Task requirements: From the line that holds "Give me a plain-text" down to the last line of the listing below, reproduce each line exactly and nothing more, omitting pictures.

(Saved data entries)
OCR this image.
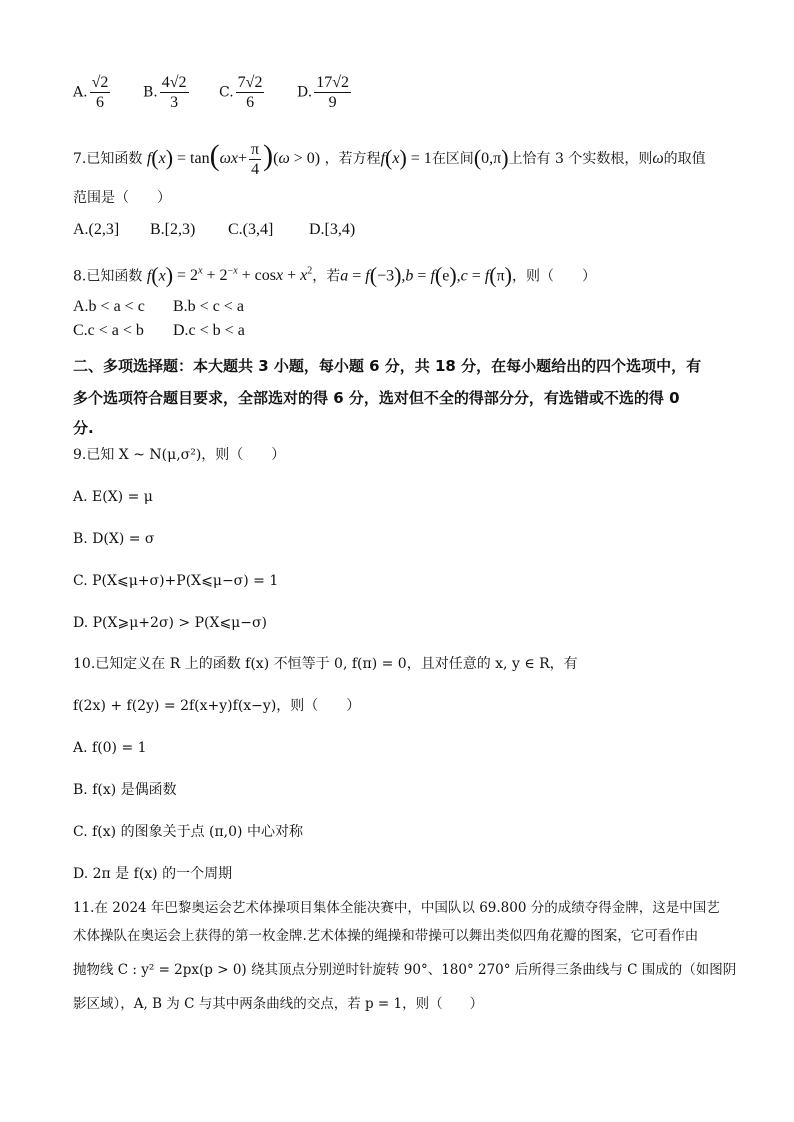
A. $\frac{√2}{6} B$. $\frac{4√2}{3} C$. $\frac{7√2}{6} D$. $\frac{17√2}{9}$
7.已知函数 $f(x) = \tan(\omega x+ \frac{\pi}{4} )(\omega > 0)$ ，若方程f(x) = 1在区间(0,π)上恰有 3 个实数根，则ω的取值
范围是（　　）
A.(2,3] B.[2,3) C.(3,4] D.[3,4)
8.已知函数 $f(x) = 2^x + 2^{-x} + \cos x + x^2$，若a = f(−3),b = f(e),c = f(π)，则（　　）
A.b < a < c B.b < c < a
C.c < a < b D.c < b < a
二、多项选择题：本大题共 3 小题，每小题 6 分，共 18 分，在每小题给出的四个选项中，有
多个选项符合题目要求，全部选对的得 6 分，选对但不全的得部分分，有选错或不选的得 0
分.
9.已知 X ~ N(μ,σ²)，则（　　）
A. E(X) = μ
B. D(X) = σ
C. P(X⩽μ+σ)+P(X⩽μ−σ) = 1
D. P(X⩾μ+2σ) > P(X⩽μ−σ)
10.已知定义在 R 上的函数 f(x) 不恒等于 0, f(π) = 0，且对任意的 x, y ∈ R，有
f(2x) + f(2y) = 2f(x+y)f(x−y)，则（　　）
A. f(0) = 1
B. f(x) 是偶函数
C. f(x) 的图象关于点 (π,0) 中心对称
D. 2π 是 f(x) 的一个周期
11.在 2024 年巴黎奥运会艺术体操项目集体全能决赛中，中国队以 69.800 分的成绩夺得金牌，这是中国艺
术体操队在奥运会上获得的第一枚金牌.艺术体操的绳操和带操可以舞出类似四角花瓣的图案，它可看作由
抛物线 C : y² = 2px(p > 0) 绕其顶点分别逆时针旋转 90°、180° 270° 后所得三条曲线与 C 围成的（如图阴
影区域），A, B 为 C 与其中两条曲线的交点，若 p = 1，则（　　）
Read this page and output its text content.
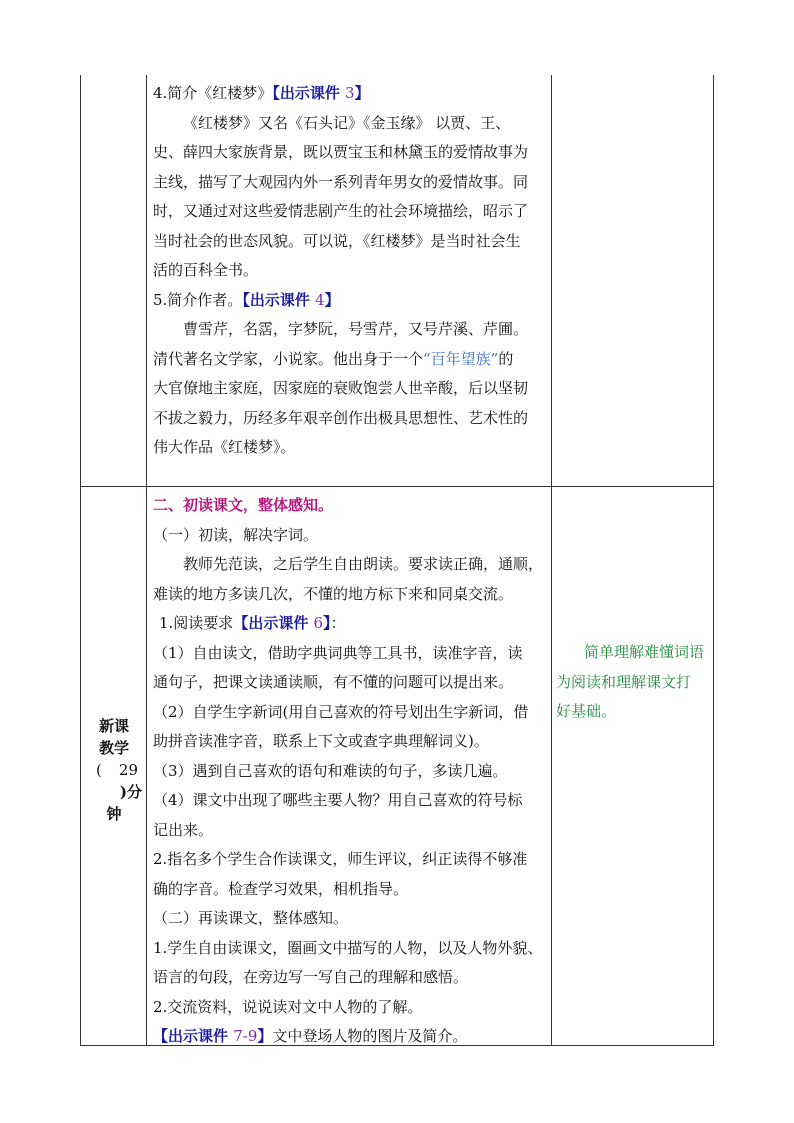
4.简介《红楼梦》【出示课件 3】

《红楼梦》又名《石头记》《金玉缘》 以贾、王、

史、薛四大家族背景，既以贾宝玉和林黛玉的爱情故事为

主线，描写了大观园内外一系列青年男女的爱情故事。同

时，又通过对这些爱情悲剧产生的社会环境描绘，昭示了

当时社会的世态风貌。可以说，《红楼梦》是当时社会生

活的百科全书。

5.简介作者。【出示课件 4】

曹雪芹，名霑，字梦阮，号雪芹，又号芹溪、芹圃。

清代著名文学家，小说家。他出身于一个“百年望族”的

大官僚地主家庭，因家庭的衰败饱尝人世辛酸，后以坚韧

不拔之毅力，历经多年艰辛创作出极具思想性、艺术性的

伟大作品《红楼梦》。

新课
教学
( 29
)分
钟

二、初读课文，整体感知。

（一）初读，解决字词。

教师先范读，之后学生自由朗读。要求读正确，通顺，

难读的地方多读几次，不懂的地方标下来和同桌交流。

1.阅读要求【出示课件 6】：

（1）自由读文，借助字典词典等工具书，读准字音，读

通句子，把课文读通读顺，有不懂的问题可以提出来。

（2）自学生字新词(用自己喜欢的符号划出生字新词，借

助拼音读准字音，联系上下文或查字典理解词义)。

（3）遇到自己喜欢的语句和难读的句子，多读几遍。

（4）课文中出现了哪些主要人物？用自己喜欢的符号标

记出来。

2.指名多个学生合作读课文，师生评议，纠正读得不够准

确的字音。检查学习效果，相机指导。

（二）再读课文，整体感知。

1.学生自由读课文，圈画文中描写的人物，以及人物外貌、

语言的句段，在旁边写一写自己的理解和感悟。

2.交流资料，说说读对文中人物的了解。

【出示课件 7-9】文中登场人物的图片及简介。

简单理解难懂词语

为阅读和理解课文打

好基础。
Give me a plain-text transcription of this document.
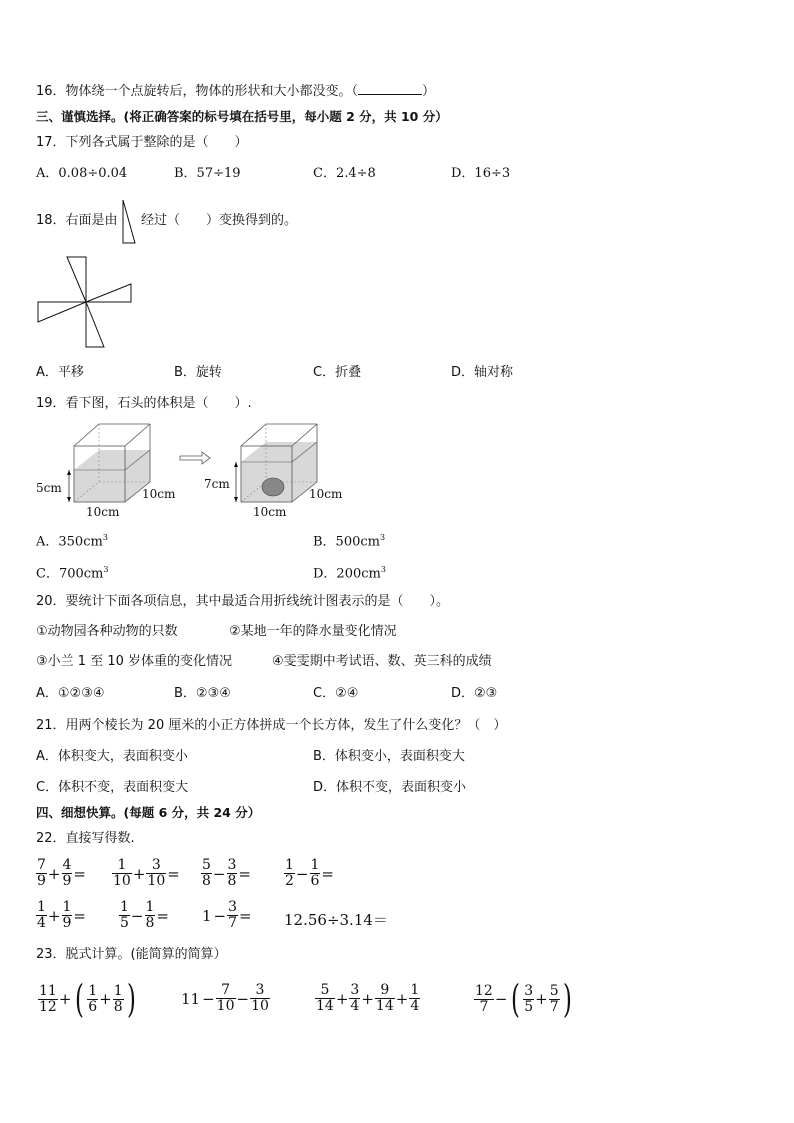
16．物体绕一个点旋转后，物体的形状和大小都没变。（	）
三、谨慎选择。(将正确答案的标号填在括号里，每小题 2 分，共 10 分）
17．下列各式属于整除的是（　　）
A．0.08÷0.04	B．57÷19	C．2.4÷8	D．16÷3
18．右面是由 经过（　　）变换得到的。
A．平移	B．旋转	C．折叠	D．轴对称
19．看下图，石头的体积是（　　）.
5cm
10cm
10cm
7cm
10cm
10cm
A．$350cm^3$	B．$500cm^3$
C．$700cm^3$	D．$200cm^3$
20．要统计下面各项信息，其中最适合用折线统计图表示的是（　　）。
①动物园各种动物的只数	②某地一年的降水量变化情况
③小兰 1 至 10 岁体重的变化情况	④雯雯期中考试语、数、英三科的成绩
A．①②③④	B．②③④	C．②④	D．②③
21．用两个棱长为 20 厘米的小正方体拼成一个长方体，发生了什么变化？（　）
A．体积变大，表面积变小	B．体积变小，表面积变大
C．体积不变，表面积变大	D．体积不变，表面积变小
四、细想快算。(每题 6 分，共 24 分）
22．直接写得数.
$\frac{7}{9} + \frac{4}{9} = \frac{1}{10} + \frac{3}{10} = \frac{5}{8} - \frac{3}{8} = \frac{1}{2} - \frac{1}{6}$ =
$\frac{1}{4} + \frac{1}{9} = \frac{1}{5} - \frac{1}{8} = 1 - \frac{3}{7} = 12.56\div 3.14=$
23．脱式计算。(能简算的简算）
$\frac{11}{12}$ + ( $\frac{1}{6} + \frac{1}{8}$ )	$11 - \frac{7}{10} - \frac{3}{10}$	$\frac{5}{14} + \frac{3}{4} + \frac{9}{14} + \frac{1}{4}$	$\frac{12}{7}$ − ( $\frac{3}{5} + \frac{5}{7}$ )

Solved problem:
Give me a plain-text transcription of this document.
16．物体绕一个点旋转后，物体的形状和大小都没变。（	）
三、谨慎选择。(将正确答案的标号填在括号里，每小题 2 分，共 10 分）
17．下列各式属于整除的是（　　）
A．0.08÷0.04	B．57÷19	C．2.4÷8	D．16÷3
18．右面是由 经过（　　）变换得到的。
A．平移	B．旋转	C．折叠	D．轴对称
19．看下图，石头的体积是（　　）.
5cm
10cm
10cm
7cm
10cm
10cm
A．$350cm^3$	B．$500cm^3$
C．$700cm^3$	D．$200cm^3$
20．要统计下面各项信息，其中最适合用折线统计图表示的是（　　）。
①动物园各种动物的只数	②某地一年的降水量变化情况
③小兰 1 至 10 岁体重的变化情况	④雯雯期中考试语、数、英三科的成绩
A．①②③④	B．②③④	C．②④	D．②③
21．用两个棱长为 20 厘米的小正方体拼成一个长方体，发生了什么变化？（　）
A．体积变大，表面积变小	B．体积变小，表面积变大
C．体积不变，表面积变大	D．体积不变，表面积变小
四、细想快算。(每题 6 分，共 24 分）
22．直接写得数.
$\frac{7}{9} + \frac{4}{9} = \frac{1}{10} + \frac{3}{10} = \frac{5}{8} - \frac{3}{8} = \frac{1}{2} - \frac{1}{6}$ =
$\frac{1}{4} + \frac{1}{9} = \frac{1}{5} - \frac{1}{8} = 1 - \frac{3}{7} = 12.56\div 3.14=$
23．脱式计算。(能简算的简算）
$\frac{11}{12}$ + ( $\frac{1}{6} + \frac{1}{8}$ )	$11 - \frac{7}{10} - \frac{3}{10}$	$\frac{5}{14} + \frac{3}{4} + \frac{9}{14} + \frac{1}{4}$	$\frac{12}{7}$ − ( $\frac{3}{5} + \frac{5}{7}$ )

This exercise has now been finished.